Rivulis is a global manufacturer and provider of complete micro and drip irrigation systems and solutions for seasonal horticulture, orchards, vineyards, row crops, SDI and greenhouse, soilless, hydroponic applications. Founded in 1966 as Plastro Irrigation Systems Ltd, Rivulis is headquartered in Kibbutz Gvat, Jezreel Valley, Israel. The company represents an integration of four industry pioneers and veterans: Plastro, T-Systems, Roberts Irrigation, and Eurodrip. It has 3,300 business partners worldwide, and a wholesale retail and vast dealer network in over 120 countries. The company operates 16 factories worldwide and has 2,000 employees.  Rivulis has multiple global design centers and 3 R&D centers in agricultural hotspots of Israel, California, and Greece.

History

In 2006, Plastro Irrigation (founded in 1966), Roberts Irrigation (founded in 1969), T-Systems (founded in 1977) were acquired by John Deere to form its micro and drip irrigation business, John Deere Water. In 2014, FIMI Opportunity Funds acquired John Deere Water, and changed the name to Rivulis Irrigation. In 2015, Jaya Hind Industries invested in Rivulis Irrigation and founded the joint venture in India, In 2016, Rivulis acquired Agam Advanced Agriculture and created Manna Irrigation Intelligence, its precision agriculture subsidiary. In 2017, Rivulis bought Eurodrip, a vetern micro and drip irrigation provider (founded in 1979), and become world's second largest irrigation systems manufacturer. In 2019, Rivulis and Polyplastic founded a Joint venture in Russia. In 2020, Temasek Holdings acquired a majority stake in Rivulis.

> [Provided data]
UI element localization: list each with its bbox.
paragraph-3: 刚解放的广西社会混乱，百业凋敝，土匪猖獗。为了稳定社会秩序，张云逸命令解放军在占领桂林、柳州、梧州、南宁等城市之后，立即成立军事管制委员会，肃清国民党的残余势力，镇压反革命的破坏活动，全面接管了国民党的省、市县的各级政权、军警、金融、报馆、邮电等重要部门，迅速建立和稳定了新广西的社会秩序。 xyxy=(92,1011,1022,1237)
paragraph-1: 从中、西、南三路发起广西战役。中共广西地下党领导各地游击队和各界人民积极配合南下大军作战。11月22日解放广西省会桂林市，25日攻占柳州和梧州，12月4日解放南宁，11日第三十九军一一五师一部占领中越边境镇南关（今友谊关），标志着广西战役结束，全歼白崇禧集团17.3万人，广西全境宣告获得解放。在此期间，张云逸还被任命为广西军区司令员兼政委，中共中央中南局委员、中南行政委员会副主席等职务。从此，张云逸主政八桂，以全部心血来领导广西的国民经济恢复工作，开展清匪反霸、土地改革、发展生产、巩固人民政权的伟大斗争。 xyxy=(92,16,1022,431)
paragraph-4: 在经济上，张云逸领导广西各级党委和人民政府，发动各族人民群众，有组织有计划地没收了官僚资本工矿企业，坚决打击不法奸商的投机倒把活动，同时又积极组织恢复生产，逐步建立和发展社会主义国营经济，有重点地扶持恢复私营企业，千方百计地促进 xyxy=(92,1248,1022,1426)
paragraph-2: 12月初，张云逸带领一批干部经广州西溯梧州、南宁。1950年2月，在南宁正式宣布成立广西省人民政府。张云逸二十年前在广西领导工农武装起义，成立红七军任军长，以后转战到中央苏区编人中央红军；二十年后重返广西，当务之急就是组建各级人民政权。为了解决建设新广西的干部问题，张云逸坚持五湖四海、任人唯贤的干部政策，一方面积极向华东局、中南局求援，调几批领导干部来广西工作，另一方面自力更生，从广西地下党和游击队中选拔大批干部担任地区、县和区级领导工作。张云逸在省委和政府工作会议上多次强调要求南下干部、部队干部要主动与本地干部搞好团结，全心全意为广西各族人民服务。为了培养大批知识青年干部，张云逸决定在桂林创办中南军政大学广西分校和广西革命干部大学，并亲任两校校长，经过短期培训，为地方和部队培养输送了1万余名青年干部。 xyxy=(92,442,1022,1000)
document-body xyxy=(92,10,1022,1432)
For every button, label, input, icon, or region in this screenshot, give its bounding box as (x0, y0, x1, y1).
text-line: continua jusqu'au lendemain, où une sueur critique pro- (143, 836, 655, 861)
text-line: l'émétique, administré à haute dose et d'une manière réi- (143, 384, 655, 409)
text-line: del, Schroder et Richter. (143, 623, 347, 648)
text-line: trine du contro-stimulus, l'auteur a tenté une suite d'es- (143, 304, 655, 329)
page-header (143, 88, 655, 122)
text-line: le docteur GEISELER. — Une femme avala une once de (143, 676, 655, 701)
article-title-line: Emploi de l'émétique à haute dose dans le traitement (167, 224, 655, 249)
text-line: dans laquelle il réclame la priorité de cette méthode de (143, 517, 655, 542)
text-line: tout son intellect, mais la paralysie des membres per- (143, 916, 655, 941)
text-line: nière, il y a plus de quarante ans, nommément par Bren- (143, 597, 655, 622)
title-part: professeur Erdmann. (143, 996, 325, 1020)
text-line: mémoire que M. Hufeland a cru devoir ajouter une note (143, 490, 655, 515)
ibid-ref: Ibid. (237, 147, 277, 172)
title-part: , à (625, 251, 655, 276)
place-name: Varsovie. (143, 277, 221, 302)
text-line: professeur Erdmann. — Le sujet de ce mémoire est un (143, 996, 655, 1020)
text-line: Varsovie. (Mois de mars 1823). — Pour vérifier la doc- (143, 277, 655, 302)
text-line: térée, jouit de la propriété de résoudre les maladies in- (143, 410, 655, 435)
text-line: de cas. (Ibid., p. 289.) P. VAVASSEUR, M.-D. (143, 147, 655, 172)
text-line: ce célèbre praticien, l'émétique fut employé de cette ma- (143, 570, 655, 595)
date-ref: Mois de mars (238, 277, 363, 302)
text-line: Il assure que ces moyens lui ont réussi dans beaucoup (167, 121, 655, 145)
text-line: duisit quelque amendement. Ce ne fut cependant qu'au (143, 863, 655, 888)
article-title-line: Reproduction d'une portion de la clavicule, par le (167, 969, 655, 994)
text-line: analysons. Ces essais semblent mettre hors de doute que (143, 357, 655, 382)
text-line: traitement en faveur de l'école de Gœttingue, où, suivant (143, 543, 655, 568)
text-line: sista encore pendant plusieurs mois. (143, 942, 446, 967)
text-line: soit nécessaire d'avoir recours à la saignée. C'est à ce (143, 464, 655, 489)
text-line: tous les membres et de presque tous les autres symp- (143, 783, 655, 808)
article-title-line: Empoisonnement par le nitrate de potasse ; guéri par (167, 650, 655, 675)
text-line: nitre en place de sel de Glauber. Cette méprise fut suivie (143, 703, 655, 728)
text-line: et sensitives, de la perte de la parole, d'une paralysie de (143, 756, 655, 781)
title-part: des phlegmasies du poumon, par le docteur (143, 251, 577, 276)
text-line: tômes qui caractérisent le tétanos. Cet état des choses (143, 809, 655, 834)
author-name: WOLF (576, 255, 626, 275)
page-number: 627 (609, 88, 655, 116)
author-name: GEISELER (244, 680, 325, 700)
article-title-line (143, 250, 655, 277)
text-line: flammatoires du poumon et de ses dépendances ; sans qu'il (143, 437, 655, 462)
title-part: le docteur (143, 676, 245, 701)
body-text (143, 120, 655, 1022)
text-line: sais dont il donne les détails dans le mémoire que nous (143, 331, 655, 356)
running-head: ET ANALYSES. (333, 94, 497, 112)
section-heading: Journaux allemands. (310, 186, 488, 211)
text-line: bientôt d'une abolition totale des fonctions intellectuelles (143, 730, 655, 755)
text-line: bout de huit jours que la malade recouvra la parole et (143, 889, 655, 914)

> [Required task]
Rewrite the Rivulis text from "Rivulis is a" up to and including "California, and Greece.", swapping "dealer network" for "distributor network".

> [Correct response]
Rivulis is a global manufacturer and provider of complete micro and drip irrigation systems and solutions for seasonal horticulture, orchards, vineyards, row crops, SDI and greenhouse, soilless, hydroponic applications. Founded in 1966 as Plastro Irrigation Systems Ltd, Rivulis is headquartered in Kibbutz Gvat, Jezreel Valley, Israel. The company represents an integration of four industry pioneers and veterans: Plastro, T-Systems, Roberts Irrigation, and Eurodrip. It has 3,300 business partners worldwide, and a wholesale retail and vast distributor network in over 120 countries. The company operates 16 factories worldwide and has 2,000 employees.  Rivulis has multiple global design centers and 3 R&D centers in agricultural hotspots of Israel, California, and Greece.